§ Exercise goal
Copy out each line that has "Heavenly" in it.

A block of data:
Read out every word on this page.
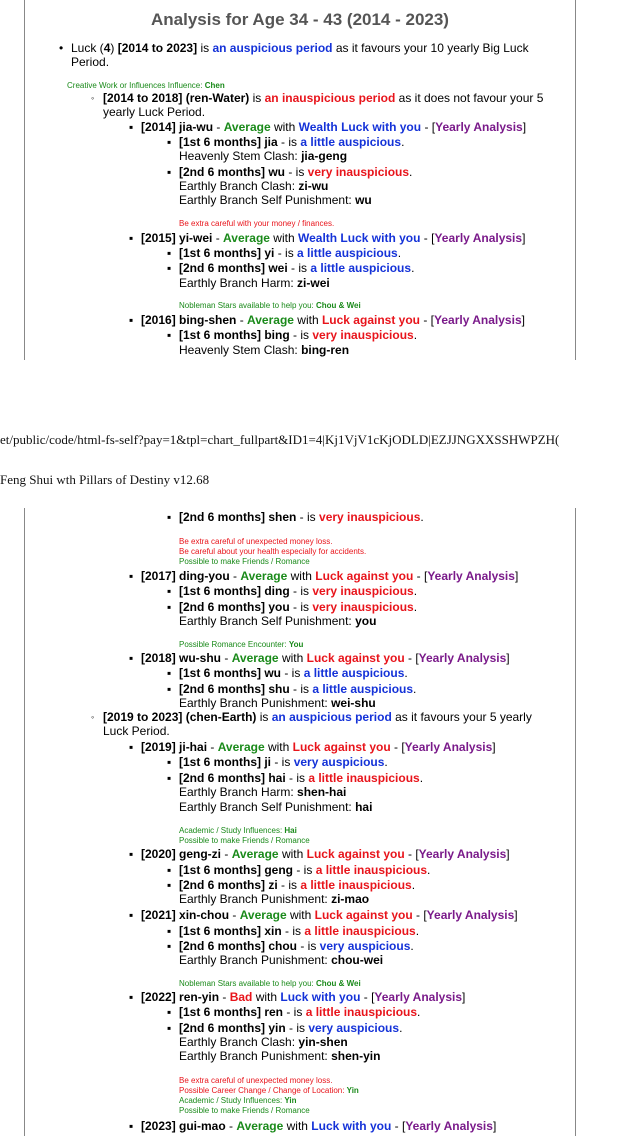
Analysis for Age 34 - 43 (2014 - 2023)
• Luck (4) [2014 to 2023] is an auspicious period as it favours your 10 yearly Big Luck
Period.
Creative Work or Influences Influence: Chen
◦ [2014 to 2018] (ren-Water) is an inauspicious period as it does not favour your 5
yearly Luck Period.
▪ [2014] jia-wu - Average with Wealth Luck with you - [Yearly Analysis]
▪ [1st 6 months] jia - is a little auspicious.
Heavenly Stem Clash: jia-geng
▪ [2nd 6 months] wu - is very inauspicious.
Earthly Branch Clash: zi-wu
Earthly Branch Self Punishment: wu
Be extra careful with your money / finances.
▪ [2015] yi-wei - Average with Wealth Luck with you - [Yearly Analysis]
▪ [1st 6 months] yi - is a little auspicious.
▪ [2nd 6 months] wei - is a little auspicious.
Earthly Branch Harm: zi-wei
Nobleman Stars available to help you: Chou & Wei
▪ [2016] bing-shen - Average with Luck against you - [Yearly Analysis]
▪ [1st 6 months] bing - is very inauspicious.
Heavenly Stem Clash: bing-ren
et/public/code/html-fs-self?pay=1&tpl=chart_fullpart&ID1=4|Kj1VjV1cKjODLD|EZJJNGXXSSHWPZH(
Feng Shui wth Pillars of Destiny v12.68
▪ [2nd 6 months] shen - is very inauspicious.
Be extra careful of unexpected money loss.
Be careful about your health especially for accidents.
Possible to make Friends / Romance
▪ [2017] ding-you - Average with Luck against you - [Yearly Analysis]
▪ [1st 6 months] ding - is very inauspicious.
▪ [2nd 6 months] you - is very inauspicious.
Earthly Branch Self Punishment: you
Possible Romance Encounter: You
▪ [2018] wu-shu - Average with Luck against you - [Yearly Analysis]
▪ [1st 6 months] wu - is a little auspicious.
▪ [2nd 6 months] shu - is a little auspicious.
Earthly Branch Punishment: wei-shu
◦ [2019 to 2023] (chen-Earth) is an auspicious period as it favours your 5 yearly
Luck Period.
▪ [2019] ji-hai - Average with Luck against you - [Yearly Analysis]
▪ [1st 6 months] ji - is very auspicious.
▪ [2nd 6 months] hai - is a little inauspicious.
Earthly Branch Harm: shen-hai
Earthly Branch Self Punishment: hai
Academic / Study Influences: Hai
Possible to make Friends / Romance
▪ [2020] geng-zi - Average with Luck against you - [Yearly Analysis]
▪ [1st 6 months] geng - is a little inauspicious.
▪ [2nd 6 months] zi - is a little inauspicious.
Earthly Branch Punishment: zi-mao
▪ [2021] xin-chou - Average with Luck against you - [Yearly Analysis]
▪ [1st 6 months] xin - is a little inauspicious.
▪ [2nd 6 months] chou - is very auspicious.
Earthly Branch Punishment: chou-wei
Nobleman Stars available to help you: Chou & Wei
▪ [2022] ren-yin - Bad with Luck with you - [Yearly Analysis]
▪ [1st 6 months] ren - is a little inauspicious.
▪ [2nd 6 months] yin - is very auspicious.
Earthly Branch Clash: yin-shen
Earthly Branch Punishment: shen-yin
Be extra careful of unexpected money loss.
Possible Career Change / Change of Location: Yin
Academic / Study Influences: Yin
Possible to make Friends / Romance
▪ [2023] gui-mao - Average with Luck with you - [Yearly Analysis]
...
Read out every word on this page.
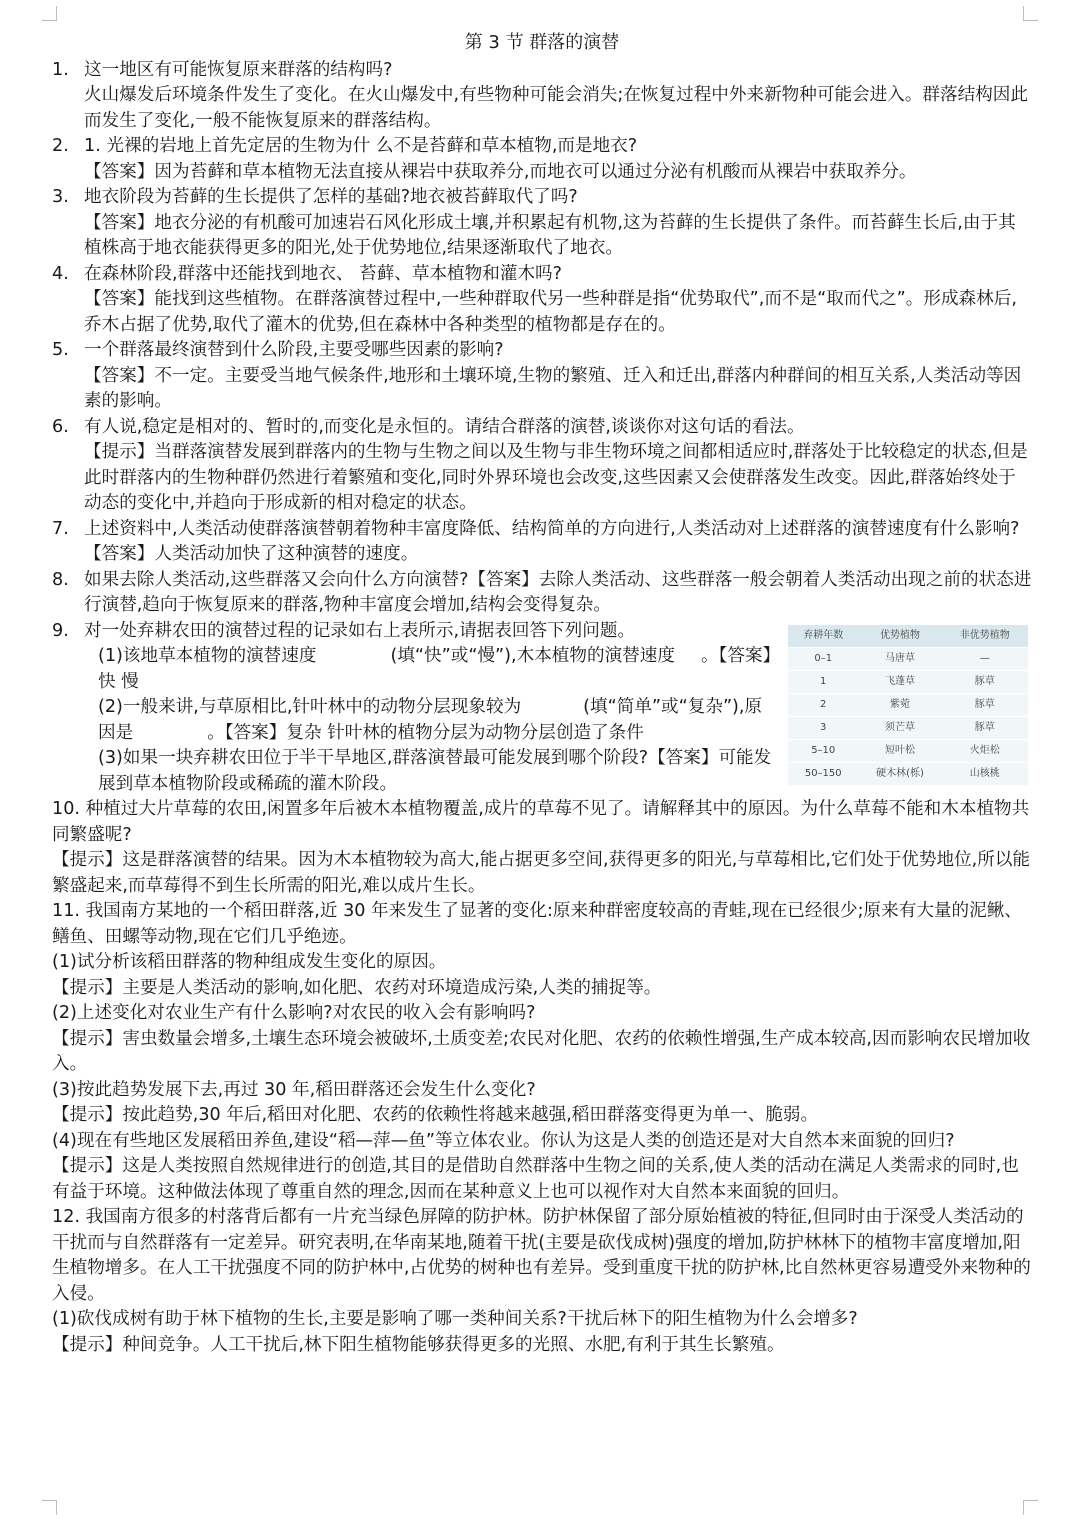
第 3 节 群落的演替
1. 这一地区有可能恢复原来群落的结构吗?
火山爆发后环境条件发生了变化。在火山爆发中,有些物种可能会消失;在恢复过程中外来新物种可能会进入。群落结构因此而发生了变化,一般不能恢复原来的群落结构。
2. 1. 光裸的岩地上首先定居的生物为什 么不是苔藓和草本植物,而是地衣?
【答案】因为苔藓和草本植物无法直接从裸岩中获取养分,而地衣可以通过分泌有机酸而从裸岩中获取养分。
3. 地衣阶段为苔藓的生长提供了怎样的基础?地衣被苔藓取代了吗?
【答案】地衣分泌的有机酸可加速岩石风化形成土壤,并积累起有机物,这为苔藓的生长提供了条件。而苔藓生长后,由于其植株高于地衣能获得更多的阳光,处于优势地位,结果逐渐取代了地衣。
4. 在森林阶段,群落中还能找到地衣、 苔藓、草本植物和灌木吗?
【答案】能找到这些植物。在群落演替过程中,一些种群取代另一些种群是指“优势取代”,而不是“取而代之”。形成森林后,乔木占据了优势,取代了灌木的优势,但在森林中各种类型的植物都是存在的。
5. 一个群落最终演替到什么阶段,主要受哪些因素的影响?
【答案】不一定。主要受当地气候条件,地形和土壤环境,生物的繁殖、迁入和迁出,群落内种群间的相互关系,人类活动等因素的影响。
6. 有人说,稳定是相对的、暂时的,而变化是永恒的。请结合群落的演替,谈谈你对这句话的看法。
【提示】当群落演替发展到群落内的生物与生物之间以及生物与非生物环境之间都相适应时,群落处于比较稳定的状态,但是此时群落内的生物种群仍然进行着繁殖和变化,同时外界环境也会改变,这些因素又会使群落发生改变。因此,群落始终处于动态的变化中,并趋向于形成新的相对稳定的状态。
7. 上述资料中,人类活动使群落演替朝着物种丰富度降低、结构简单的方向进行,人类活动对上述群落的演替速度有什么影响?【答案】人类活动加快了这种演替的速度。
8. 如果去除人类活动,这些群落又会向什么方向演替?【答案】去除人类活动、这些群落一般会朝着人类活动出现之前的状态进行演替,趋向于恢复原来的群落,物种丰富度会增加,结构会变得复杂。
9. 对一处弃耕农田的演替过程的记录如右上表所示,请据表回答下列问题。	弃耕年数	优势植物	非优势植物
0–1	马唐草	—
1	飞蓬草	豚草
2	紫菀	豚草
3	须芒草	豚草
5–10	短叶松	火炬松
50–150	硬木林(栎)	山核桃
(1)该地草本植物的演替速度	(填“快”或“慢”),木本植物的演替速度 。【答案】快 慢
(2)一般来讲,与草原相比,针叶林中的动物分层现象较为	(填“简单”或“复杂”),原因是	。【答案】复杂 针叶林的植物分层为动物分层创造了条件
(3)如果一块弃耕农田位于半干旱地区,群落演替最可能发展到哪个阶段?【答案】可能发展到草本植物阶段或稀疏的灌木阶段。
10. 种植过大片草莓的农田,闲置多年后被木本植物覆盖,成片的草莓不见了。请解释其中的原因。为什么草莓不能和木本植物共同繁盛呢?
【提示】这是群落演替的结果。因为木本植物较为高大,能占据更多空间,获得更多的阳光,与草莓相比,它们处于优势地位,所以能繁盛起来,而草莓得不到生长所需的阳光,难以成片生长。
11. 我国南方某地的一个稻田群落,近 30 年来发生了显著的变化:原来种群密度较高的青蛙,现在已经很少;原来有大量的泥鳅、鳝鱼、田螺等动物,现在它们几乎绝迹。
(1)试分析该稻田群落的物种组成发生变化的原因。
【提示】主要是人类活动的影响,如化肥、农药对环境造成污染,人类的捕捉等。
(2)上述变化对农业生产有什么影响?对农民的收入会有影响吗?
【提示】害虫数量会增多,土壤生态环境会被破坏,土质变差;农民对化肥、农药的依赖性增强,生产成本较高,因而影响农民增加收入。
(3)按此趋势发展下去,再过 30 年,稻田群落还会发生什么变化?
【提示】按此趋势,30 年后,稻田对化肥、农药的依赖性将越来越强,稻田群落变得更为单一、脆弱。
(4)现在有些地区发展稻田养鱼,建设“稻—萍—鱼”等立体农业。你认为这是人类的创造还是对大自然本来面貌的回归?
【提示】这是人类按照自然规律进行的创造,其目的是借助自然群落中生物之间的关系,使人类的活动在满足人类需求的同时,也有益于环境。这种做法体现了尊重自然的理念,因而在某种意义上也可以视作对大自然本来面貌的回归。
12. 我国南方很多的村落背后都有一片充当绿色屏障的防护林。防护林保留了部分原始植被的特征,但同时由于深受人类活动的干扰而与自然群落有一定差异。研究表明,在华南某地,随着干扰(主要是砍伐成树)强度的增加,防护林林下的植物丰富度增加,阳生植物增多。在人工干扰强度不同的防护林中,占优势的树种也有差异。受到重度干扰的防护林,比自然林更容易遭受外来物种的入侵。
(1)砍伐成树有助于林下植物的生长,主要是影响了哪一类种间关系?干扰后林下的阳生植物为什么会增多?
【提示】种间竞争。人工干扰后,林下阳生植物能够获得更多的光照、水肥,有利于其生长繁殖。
...
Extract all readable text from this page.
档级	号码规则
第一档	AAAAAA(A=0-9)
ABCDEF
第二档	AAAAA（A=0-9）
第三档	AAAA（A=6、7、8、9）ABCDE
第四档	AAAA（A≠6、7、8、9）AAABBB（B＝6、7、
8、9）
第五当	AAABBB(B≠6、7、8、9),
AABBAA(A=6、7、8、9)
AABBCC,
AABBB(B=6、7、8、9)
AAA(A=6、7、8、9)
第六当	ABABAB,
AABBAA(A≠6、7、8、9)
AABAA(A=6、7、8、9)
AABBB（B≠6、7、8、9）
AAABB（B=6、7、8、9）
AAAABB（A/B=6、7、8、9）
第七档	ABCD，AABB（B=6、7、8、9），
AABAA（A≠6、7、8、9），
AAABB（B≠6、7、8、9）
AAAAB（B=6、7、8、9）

§ Task response
Heavenly Stem Clash: jia-geng
Heavenly Stem Clash: bing-ren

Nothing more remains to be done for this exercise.